= TAREFA ESCRITA 1 =
No texto sobre Cem Anos de Solidão, quantas revoluções são mencionadas em Macondo?
= TAREFA ESCRITA 2 =
Reproduza, no texto sobre Cem Anos de Solidão, tudo o que vai de "Aquela confusão eterna" até "para outra dimensão.".

------ TEXTO FORNECIDO

Hoje, passado tanto tempo — Gabriel Garcia Marquez é Prêmio Nobel de Literatura, o realismo mágico explodiu e foi exaustivamente praticado, estudado, sugado e cuspido —, hoje é difícil entender o impacto tremendo de Cem Anos de Solidão sobre alguém. Mas quando, desavisada, eu aportei em Macondo, nunca mais quis sair de lá. Macondo era a cara do mundo que eu conhecia e não sabia dizer, do que eu vivenciava porém não nomeava nem compreendia. Tudo ali me era familiar, mas, ao mesmo tempo, tudo me foi revelado pelo livro. Minha sensação — eu, maravilhada —, era a de alguém me pegando pela mão e me dizendo: isso aqui se nomeia assim, daqui em diante isto vai se chamar assim... Como se eu reconhecesse, pela primeira vez, o que é o Brasil e o restante da América Latina (que eu não conhecia ainda, mas intuía).
Aquela confusão eterna de Macondo, a sujeira, a beleza, a desordem, as sete gerações de Buendías de nomes repetidos e infinitos casamentos endogâmicos, as trinta e duas revoluções — revoluções que ninguém entendia, porém se repetiam e se repetiam e se repetiam, tumultuando para sempre o mundo —, aquela personagem Remédios, a mulher mais linda do mundo que ascendeu aos céus para nunca mais retornar, aquele Álvaro, o que tudo vendeu para entrar numa viagem de trem que nunca termina ( ainda está acontecendo), aquele Aureliano Buendía de muitíssimas mulheres e dezessete filhos porém incapaz de amar, aquela história do futuro dos Buendía encontrada num antigo pergaminho ... Aquilo era eu: pela primeira vez, totalmente identificada com o universo de um livro. Aquilo não era eu: era literatura, era a realidade transformada, transfigurada para outra dimensão.

------------
------ TRECHOS DAS LINHAS

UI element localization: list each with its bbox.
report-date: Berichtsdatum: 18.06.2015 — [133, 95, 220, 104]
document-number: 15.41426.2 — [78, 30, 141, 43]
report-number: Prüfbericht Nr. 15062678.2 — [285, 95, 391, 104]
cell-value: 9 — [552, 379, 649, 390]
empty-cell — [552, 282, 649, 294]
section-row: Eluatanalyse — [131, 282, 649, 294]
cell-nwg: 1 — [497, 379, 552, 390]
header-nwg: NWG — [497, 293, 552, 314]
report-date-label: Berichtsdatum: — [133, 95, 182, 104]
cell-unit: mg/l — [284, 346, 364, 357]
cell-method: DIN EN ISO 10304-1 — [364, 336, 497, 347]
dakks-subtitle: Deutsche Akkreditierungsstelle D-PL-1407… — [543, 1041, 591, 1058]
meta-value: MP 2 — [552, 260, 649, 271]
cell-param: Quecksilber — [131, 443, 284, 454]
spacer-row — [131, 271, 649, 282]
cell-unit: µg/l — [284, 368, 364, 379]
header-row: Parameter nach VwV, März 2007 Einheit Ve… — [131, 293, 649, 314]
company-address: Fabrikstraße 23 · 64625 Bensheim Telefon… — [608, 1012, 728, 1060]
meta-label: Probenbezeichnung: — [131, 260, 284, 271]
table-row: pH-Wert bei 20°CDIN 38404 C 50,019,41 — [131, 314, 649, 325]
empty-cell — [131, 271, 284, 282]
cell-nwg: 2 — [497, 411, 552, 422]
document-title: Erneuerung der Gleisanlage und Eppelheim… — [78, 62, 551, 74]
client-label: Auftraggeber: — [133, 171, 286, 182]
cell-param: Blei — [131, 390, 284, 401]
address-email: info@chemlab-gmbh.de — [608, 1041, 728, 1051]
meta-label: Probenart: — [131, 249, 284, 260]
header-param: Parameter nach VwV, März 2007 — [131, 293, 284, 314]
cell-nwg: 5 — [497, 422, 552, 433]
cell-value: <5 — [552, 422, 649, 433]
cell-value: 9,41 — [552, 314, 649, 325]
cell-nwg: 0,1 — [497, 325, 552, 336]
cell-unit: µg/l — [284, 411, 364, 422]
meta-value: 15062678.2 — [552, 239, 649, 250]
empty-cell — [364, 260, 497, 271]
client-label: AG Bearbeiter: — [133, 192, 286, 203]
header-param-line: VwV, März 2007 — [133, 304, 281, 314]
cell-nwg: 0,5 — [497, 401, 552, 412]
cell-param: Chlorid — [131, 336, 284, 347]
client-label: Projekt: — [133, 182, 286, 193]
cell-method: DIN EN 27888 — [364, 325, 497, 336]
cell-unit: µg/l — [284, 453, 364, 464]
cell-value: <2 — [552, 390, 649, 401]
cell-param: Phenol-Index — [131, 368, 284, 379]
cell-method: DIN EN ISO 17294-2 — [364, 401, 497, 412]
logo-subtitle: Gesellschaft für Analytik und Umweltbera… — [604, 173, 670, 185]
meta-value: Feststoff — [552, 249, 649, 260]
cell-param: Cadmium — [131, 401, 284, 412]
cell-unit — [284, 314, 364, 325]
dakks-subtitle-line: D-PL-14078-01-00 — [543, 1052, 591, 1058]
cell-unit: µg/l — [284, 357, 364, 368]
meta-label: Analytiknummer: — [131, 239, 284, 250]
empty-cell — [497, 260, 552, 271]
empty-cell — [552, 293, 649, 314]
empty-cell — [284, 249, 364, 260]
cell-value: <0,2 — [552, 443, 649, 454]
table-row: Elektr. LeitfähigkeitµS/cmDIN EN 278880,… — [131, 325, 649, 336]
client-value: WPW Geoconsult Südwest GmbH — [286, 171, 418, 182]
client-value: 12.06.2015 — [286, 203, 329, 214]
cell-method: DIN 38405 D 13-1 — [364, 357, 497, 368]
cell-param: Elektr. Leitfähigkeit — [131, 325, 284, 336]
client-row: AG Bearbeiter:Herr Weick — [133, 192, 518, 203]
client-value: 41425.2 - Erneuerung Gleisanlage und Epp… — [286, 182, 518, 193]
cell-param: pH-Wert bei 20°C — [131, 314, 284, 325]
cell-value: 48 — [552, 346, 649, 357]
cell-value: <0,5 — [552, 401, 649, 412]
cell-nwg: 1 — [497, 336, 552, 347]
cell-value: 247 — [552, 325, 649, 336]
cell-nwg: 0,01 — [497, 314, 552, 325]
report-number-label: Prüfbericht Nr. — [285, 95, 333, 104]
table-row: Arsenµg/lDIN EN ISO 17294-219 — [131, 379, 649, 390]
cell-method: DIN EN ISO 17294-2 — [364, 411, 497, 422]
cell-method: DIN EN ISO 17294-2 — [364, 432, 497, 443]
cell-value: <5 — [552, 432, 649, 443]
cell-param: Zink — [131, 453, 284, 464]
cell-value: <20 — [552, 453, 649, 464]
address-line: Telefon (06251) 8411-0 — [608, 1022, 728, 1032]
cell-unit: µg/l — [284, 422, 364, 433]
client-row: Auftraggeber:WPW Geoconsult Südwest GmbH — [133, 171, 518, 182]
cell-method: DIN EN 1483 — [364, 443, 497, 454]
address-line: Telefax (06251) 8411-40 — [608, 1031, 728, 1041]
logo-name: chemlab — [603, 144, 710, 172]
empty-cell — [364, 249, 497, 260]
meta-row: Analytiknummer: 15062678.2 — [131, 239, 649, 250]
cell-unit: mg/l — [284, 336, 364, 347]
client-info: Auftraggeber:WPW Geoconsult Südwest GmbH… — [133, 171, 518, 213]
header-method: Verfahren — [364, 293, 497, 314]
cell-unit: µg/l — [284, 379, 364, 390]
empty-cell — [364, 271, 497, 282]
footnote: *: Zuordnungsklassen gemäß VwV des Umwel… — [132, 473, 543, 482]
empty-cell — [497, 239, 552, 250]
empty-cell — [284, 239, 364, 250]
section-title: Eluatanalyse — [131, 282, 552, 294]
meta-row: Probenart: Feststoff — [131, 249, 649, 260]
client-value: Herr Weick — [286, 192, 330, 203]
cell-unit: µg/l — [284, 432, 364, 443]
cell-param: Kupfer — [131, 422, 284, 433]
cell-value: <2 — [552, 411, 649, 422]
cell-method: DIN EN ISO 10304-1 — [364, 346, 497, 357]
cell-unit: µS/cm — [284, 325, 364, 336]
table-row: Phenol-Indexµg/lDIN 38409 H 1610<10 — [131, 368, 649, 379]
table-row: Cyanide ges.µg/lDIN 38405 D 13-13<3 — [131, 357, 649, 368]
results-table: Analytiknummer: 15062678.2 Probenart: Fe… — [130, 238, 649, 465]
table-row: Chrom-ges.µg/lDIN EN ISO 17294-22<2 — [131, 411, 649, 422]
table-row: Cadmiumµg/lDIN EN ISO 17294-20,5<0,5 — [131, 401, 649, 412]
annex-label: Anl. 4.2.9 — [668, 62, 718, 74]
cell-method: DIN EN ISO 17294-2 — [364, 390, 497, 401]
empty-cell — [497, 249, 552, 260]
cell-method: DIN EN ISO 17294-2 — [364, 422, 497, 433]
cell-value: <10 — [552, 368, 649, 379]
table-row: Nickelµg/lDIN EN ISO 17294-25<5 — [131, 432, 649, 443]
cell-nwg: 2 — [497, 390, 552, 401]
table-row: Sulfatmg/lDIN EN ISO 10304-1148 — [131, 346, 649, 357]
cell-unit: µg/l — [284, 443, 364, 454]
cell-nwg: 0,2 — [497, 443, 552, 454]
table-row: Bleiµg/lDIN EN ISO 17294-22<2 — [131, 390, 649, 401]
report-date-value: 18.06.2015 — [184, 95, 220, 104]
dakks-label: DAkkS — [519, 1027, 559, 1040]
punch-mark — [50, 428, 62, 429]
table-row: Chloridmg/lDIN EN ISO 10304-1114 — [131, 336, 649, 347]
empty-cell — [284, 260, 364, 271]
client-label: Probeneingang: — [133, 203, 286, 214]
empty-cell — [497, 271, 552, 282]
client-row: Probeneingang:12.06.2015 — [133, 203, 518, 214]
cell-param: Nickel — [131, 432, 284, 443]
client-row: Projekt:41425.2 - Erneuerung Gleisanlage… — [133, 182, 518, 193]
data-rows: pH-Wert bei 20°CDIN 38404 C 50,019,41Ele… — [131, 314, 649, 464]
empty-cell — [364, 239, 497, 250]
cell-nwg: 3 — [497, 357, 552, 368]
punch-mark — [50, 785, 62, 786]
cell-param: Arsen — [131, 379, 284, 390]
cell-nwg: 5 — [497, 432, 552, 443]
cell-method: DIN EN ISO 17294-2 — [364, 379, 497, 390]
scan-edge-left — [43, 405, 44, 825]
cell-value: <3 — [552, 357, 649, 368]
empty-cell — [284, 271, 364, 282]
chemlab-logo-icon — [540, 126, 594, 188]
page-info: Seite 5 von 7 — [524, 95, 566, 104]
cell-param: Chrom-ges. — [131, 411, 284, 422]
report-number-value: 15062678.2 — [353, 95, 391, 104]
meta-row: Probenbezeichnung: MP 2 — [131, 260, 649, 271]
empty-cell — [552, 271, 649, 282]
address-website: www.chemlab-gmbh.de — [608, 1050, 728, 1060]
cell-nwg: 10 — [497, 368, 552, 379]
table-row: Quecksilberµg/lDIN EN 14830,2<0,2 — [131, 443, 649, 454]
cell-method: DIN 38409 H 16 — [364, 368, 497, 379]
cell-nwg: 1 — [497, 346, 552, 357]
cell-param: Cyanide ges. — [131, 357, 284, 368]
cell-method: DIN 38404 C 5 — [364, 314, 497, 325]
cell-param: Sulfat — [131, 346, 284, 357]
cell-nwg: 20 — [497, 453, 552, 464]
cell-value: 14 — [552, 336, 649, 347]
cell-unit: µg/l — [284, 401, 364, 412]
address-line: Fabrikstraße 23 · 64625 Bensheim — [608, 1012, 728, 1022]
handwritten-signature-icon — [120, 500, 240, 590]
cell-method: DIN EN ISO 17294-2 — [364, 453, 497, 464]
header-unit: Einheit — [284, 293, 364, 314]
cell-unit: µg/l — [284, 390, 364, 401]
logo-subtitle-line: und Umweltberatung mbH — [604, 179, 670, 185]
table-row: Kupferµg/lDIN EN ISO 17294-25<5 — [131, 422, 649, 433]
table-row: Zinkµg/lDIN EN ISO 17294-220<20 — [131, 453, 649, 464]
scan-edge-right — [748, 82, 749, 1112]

------------

= RESULTADO DO EXERCÍCIO 1 =
Trinta e duas.

= RESULTADO DO EXERCÍCIO 2 =
Aquela confusão eterna de Macondo, a sujeira, a beleza, a desordem, as sete gerações de Buendías de nomes repetidos e infinitos casamentos endogâmicos, as trinta e duas revoluções — revoluções que ninguém entendia, porém se repetiam e se repetiam e se repetiam, tumultuando para sempre o mundo —, aquela personagem Remédios, a mulher mais linda do mundo que ascendeu aos céus para nunca mais retornar, aquele Álvaro, o que tudo vendeu para entrar numa viagem de trem que nunca termina ( ainda está acontecendo), aquele Aureliano Buendía de muitíssimas mulheres e dezessete filhos porém incapaz de amar, aquela história do futuro dos Buendía encontrada num antigo pergaminho ... Aquilo era eu: pela primeira vez, totalmente identificada com o universo de um livro. Aquilo não era eu: era literatura, era a realidade transformada, transfigurada para outra dimensão.